→ **What needs to be done**:
Pull out each line of the data that includes the word "передачи".

Data excerpts
—————

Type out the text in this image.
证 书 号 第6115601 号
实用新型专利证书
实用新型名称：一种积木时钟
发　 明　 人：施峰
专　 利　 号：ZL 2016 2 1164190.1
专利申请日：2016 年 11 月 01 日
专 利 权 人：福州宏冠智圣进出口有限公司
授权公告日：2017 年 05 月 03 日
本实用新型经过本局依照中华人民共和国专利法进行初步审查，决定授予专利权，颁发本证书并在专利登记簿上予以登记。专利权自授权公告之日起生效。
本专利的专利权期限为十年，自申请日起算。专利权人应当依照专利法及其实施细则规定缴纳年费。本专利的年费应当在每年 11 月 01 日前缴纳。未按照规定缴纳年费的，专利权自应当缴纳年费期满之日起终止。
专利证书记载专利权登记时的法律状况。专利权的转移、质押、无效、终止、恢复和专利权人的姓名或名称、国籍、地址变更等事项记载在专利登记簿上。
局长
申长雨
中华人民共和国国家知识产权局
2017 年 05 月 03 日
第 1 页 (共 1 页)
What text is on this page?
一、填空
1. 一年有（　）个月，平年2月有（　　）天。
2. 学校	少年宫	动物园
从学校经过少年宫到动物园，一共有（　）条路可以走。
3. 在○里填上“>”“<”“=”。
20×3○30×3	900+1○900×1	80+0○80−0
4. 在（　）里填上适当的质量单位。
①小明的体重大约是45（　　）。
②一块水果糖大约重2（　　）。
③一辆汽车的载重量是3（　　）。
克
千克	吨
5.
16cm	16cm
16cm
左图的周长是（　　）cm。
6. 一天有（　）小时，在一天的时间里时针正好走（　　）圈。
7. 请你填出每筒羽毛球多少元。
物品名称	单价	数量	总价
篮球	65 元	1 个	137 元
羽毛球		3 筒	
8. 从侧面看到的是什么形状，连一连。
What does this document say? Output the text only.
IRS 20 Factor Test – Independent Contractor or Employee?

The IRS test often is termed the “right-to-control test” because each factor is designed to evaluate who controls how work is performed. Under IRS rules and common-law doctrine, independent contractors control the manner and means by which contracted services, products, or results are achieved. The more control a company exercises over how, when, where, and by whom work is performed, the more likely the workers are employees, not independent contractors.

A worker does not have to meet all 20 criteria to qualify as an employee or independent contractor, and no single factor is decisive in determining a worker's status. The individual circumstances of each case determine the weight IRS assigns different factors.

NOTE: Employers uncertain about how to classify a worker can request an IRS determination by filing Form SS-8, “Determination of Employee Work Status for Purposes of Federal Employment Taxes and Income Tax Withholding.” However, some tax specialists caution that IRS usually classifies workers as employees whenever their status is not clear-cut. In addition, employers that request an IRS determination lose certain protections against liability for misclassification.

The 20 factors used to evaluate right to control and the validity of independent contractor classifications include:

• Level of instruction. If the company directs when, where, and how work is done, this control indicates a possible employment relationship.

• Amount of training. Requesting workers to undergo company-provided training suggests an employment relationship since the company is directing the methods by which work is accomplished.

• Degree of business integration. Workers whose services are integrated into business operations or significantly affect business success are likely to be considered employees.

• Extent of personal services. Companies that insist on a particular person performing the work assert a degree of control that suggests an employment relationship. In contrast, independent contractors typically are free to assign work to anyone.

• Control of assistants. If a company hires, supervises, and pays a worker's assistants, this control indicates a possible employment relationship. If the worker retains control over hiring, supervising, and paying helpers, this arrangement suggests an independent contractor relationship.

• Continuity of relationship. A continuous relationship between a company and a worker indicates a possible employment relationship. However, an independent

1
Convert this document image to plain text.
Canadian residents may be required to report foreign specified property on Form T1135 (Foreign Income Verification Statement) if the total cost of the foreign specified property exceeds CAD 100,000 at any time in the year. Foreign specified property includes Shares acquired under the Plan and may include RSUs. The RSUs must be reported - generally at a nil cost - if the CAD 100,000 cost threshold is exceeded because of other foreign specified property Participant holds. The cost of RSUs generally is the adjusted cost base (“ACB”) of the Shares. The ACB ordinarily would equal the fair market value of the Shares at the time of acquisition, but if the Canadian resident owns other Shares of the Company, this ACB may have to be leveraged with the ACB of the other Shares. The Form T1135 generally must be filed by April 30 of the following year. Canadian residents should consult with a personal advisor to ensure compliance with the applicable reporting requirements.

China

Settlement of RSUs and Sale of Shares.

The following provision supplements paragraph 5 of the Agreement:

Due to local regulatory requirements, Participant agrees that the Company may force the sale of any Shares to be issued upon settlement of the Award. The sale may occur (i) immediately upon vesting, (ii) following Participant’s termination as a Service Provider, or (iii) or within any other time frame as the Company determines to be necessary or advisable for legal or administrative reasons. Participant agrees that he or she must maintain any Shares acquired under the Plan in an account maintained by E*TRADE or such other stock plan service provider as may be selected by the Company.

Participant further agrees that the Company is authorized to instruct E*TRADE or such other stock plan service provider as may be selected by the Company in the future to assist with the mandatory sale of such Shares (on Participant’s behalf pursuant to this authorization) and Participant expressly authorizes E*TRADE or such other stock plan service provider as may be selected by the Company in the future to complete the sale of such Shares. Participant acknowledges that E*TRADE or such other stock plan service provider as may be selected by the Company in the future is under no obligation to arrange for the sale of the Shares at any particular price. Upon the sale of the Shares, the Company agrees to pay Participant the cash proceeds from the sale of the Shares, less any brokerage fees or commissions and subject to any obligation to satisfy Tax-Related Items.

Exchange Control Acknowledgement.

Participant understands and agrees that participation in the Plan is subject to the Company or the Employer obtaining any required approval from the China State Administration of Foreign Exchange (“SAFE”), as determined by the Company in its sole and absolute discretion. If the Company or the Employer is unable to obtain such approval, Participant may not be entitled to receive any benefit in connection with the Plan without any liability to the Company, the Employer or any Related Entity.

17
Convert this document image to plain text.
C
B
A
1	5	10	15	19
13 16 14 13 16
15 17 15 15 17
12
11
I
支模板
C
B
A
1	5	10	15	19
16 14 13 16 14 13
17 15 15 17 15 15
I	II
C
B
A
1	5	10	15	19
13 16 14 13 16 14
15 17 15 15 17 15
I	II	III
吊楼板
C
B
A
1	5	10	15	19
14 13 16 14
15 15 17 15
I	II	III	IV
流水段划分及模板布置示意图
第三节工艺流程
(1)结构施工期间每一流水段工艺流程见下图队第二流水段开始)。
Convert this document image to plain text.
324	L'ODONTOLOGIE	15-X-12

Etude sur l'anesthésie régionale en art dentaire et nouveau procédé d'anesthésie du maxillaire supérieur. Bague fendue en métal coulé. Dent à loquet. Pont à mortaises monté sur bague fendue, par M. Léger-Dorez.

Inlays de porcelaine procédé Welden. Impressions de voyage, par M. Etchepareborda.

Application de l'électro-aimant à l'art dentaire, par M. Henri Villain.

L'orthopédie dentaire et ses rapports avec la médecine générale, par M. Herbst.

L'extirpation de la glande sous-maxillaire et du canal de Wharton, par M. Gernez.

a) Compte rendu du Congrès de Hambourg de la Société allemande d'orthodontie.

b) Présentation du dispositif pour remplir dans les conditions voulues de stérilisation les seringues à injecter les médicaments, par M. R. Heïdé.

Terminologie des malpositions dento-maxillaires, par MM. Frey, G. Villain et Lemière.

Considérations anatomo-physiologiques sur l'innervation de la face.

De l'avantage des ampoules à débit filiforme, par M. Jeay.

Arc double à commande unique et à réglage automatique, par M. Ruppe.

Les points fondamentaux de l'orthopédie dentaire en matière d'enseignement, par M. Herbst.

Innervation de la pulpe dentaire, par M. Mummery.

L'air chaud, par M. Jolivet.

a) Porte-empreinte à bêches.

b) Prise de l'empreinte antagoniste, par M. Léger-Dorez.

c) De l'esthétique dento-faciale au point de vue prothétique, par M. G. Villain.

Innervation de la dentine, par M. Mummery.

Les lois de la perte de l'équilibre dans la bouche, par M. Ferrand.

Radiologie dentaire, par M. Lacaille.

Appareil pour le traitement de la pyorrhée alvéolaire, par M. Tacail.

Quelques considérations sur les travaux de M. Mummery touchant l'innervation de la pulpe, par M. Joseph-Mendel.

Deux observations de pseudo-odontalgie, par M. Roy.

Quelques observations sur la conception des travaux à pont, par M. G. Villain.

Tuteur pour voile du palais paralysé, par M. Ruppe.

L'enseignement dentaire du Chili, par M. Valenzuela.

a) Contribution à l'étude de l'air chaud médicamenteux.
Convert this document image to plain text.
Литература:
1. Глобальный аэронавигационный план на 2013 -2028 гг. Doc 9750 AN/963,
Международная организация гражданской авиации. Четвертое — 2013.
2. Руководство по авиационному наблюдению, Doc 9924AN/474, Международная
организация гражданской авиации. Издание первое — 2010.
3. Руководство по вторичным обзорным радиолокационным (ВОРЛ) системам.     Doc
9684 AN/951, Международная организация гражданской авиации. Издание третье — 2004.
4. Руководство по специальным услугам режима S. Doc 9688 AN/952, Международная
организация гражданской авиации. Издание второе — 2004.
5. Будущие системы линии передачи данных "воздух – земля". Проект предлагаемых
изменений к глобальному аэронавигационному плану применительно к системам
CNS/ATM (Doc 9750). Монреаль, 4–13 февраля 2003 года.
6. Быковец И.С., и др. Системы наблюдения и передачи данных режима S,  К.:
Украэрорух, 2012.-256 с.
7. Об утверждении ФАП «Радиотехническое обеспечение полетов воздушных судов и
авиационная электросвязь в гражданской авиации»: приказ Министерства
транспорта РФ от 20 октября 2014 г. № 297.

—————

→ **Problem solution**:
5. Будущие системы линии передачи данных "воздух – земля". Проект предлагаемых
6. Быковец И.С., и др. Системы наблюдения и передачи данных режима S,  К.:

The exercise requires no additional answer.